**PROBLEM REQUIREMENTS:** Work through the records below and tally every line containing "VAREJO". Reply with the total alone.

....

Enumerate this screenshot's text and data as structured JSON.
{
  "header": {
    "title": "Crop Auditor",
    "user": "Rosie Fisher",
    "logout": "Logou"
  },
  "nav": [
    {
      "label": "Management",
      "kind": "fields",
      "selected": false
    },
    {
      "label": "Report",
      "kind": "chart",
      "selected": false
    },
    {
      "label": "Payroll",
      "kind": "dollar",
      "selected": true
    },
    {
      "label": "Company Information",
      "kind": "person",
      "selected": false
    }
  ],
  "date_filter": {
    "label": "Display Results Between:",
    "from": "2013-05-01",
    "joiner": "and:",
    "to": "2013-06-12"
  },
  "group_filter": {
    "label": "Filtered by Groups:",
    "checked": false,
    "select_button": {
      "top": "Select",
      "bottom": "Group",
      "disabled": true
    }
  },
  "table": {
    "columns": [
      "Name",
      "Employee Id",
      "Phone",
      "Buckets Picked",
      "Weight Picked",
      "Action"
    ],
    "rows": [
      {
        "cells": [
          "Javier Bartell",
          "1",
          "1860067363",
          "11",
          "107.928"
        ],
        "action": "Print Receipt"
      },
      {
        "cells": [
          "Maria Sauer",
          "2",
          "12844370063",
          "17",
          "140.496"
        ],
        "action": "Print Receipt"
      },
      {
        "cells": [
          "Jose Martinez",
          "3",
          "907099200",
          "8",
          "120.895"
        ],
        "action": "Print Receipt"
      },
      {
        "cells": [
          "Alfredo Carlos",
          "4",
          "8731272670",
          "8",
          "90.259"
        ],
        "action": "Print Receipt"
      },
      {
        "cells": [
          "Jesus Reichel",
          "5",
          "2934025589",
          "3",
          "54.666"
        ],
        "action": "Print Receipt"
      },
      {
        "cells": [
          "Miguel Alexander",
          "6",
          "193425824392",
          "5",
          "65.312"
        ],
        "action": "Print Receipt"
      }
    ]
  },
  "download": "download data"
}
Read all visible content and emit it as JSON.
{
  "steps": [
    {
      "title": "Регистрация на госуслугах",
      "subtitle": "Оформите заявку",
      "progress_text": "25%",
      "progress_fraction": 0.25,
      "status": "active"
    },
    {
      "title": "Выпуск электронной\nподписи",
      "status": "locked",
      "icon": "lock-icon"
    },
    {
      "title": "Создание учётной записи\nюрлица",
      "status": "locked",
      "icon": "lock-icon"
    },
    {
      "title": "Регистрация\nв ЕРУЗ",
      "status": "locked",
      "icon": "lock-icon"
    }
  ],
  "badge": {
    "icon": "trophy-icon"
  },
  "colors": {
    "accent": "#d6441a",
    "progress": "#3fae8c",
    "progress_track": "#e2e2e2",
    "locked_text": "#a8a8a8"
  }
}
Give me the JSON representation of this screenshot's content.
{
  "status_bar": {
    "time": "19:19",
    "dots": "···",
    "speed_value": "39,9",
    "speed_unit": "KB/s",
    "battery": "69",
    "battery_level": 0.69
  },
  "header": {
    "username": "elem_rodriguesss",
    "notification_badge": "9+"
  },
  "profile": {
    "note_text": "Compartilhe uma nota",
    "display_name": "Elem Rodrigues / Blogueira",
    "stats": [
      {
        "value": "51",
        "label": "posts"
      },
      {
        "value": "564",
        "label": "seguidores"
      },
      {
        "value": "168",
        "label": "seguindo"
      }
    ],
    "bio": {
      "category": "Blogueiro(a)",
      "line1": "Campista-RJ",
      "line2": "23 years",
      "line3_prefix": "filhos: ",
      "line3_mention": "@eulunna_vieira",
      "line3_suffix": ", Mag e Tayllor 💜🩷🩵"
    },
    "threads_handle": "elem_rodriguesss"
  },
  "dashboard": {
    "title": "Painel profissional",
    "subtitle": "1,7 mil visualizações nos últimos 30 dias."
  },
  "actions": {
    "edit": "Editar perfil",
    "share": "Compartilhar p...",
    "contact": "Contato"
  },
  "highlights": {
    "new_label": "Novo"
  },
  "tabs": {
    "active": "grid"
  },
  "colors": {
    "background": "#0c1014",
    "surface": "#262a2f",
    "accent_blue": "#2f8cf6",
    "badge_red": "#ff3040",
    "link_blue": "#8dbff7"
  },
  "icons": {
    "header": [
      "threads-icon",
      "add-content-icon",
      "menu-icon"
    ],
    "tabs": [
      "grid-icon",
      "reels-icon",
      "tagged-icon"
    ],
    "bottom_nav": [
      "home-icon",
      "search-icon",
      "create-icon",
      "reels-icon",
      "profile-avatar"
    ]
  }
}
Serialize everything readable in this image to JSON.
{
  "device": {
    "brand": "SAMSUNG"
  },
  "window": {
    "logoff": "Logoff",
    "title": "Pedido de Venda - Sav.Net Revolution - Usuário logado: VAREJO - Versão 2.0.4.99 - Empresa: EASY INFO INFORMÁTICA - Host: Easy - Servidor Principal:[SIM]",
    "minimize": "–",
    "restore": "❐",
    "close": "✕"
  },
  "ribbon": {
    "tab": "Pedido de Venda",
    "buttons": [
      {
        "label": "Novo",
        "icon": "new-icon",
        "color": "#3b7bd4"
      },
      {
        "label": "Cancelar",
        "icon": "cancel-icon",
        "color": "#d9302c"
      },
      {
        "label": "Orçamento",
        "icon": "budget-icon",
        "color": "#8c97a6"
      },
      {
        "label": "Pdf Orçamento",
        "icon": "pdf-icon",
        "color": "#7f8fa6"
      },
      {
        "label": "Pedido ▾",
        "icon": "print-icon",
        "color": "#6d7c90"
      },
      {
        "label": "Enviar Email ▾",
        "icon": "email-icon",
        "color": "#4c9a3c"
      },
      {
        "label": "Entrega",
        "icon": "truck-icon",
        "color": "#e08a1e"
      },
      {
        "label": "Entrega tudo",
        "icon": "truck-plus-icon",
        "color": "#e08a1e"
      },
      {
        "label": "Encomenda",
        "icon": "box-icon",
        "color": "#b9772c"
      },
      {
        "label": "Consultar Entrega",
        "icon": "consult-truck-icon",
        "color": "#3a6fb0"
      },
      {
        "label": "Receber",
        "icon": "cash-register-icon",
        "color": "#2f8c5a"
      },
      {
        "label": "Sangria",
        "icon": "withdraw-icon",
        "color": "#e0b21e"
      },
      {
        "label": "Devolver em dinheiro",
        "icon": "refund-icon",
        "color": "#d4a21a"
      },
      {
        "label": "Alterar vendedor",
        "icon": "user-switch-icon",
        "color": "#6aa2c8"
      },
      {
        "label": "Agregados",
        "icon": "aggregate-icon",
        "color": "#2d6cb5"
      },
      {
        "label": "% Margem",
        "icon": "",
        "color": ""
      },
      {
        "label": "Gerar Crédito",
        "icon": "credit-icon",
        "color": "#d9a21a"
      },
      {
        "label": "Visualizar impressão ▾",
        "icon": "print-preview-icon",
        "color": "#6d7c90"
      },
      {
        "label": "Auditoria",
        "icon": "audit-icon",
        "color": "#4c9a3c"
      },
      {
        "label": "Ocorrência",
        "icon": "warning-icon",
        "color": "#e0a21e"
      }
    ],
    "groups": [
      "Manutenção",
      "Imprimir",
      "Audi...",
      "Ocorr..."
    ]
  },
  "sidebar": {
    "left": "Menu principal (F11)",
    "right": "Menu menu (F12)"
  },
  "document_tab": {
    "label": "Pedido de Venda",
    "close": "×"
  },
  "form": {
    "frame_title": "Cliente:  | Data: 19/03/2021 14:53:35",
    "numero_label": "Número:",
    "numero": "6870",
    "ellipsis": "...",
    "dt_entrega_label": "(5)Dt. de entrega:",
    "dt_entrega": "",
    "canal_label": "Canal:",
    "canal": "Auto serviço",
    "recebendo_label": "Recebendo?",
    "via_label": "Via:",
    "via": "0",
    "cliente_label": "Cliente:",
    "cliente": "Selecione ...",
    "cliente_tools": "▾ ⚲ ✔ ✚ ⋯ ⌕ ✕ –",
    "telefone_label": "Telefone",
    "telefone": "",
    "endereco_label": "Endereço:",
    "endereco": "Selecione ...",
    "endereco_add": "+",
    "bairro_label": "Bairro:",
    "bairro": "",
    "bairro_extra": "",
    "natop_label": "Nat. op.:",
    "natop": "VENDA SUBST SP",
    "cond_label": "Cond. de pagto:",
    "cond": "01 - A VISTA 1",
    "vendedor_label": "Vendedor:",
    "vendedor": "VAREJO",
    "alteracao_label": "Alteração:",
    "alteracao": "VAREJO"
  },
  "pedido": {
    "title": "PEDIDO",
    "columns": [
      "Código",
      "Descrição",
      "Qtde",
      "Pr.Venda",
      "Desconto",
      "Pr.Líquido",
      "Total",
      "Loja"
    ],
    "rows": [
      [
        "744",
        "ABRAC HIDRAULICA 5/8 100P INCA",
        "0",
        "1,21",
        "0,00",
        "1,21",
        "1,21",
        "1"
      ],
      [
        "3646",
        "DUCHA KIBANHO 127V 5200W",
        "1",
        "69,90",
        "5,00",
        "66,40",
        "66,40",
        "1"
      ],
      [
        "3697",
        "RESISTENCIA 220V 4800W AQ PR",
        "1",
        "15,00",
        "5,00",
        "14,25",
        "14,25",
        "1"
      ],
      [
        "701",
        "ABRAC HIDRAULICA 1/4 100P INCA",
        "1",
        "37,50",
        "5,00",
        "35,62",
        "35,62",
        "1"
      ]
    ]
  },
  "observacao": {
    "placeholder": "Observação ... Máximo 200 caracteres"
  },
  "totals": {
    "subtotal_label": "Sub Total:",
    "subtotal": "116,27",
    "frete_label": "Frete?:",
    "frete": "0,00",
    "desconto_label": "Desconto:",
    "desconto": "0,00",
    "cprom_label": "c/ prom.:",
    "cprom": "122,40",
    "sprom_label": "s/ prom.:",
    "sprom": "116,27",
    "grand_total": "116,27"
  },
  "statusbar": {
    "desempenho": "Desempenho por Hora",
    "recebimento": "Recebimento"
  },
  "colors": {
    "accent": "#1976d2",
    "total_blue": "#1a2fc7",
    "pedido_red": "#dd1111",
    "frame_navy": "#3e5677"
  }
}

....

**EXERCISE OUTPUT:** 3